**STATED EXERCISE**
Locate the word "puta" in the data below, then copy every line that holds it.

Stored items
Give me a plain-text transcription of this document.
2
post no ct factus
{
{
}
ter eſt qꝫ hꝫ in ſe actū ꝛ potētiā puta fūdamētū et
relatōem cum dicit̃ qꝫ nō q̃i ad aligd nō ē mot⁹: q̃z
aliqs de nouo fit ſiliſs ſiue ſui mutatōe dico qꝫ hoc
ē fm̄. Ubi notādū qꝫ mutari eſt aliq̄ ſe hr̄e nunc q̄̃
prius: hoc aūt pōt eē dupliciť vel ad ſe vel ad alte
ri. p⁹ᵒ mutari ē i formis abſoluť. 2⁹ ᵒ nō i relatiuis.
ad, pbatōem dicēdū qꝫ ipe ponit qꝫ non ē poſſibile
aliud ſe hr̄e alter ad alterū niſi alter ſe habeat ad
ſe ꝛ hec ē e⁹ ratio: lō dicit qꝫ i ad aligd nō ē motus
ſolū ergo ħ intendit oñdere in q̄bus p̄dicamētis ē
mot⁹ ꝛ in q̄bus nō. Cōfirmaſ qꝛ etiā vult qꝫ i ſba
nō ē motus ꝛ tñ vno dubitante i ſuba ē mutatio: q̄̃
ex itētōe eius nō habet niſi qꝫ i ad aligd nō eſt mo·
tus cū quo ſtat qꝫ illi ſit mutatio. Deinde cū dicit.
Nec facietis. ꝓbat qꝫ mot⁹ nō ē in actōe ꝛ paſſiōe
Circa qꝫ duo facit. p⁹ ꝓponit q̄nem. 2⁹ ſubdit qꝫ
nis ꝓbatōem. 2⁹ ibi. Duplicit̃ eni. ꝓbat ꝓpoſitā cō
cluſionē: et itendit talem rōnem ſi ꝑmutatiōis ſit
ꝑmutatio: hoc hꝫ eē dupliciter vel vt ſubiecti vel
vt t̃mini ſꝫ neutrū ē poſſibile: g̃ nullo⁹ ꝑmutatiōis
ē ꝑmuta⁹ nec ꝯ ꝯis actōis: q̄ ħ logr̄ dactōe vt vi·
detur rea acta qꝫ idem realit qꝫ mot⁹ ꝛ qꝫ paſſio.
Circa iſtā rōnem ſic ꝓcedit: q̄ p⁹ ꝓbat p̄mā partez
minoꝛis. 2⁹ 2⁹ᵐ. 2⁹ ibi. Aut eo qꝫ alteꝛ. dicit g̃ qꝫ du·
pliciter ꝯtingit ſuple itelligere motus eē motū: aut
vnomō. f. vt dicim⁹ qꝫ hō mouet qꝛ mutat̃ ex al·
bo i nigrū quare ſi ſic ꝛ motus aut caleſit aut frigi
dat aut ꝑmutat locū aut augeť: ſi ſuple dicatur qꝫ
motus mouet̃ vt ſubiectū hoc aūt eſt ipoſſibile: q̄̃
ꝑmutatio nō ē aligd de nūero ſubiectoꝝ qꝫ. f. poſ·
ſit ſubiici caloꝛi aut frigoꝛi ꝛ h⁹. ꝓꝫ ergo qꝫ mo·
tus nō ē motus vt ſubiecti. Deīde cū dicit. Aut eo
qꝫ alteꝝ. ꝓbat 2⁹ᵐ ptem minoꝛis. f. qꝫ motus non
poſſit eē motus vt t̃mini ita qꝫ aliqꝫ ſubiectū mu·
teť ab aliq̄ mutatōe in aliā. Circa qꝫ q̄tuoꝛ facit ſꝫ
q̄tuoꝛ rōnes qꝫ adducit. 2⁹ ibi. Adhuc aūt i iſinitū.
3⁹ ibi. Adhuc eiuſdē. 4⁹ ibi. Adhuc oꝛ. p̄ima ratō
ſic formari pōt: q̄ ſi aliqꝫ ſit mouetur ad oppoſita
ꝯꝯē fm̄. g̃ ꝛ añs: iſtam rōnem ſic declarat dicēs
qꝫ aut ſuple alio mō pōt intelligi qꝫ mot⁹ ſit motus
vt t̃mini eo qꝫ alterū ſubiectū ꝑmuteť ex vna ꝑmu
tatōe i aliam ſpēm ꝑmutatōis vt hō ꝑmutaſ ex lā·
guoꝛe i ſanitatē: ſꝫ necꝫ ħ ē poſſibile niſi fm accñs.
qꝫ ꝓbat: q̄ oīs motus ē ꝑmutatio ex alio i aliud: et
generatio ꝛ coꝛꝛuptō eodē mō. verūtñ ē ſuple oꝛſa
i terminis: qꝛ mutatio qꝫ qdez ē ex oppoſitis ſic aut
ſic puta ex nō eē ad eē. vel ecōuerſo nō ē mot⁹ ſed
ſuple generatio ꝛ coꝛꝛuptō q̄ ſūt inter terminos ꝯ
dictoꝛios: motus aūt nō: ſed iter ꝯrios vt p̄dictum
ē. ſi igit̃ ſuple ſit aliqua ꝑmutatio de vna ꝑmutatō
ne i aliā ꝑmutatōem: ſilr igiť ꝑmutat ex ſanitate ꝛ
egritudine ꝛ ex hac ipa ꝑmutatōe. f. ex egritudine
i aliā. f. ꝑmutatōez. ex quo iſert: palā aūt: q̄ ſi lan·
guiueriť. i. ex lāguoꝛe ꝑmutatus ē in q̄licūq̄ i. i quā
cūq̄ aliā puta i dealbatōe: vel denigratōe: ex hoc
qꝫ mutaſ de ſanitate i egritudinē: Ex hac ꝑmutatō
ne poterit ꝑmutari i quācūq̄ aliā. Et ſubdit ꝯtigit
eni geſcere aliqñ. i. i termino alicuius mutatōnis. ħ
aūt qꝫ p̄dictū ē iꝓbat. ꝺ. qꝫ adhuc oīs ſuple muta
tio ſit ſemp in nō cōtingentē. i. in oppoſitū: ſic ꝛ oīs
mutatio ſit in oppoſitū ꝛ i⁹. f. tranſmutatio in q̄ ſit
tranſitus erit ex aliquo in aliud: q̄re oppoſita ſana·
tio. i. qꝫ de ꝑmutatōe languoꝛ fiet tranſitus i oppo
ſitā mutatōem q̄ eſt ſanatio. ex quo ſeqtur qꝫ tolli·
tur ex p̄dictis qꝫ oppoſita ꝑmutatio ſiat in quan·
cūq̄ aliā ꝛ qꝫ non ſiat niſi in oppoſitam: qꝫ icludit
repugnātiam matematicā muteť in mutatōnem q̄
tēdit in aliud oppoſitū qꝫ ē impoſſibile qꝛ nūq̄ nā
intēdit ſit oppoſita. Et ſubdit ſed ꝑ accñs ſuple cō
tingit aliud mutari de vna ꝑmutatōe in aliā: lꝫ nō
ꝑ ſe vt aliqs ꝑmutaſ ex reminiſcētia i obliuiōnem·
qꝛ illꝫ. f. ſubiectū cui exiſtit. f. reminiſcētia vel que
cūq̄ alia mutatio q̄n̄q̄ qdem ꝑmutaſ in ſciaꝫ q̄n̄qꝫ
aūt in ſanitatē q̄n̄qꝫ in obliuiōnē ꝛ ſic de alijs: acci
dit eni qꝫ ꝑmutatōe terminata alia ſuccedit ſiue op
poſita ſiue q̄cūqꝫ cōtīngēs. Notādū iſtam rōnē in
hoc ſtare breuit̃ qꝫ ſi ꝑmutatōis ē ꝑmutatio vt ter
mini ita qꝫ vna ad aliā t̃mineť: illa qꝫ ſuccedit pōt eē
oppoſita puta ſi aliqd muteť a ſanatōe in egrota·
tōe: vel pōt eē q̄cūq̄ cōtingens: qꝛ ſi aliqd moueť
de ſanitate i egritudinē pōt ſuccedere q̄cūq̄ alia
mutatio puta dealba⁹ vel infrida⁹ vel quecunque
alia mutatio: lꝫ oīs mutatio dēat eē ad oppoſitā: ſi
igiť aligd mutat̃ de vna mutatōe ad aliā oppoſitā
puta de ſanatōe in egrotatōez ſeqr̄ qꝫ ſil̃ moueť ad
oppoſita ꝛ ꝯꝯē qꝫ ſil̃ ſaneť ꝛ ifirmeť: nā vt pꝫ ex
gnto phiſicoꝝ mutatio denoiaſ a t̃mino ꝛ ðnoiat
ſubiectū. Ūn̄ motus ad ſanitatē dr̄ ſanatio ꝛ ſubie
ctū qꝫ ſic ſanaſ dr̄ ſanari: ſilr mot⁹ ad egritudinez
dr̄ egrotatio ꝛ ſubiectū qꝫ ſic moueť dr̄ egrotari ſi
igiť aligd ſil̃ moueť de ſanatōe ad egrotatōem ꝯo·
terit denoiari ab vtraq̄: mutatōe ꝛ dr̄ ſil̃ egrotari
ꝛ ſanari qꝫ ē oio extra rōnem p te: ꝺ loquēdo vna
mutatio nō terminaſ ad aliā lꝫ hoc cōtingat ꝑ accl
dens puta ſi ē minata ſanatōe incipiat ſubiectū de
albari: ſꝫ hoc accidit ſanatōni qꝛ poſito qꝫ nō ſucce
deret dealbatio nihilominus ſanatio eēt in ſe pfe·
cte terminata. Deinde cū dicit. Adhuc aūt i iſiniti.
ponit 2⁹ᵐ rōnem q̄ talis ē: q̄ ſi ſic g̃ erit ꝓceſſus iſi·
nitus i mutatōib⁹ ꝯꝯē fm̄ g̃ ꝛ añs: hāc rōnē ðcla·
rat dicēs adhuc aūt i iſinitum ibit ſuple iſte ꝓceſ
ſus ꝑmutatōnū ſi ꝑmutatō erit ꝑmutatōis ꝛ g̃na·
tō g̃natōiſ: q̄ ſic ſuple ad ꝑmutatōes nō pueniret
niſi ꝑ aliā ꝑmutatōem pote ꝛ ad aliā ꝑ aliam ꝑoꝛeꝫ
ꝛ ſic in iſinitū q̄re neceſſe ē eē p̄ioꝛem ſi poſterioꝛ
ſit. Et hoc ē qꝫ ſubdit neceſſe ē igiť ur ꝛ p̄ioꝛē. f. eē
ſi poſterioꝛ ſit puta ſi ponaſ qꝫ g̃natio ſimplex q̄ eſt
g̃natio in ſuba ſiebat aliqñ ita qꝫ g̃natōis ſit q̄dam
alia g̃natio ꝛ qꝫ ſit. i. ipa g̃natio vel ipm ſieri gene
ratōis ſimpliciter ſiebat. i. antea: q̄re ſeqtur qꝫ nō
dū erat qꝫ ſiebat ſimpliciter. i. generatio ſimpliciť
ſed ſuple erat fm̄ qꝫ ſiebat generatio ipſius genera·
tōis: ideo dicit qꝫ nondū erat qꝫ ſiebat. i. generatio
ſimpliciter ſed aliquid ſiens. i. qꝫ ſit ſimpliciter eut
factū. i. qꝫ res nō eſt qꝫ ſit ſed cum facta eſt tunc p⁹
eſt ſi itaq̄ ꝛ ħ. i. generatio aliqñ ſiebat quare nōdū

**WRITTEN RESPONSE**
ter eſt qꝫ hꝫ in ſe actū ꝛ potētiā puta fūdamētū et
ſic puta ex nō eē ad eē. vel ecōuerſo nō ē mot⁹ ſed
cūq̄ aliā puta i dealbatōe: vel denigratōe: ex hoc
oppoſita puta ſi aliqd muteť a ſanatōe in egrota·
mutatio puta dealba⁹ vel infrida⁹ vel quecunque
puta de ſanatōe in egrotatōez ſeqr̄ qꝫ ſil̃ moueť ad
dens puta ſi ē minata ſanatōe incipiat ſubiectū de
ſi poſterioꝛ ſit puta ſi ponaſ qꝫ g̃natio ſimplex q̄ eſt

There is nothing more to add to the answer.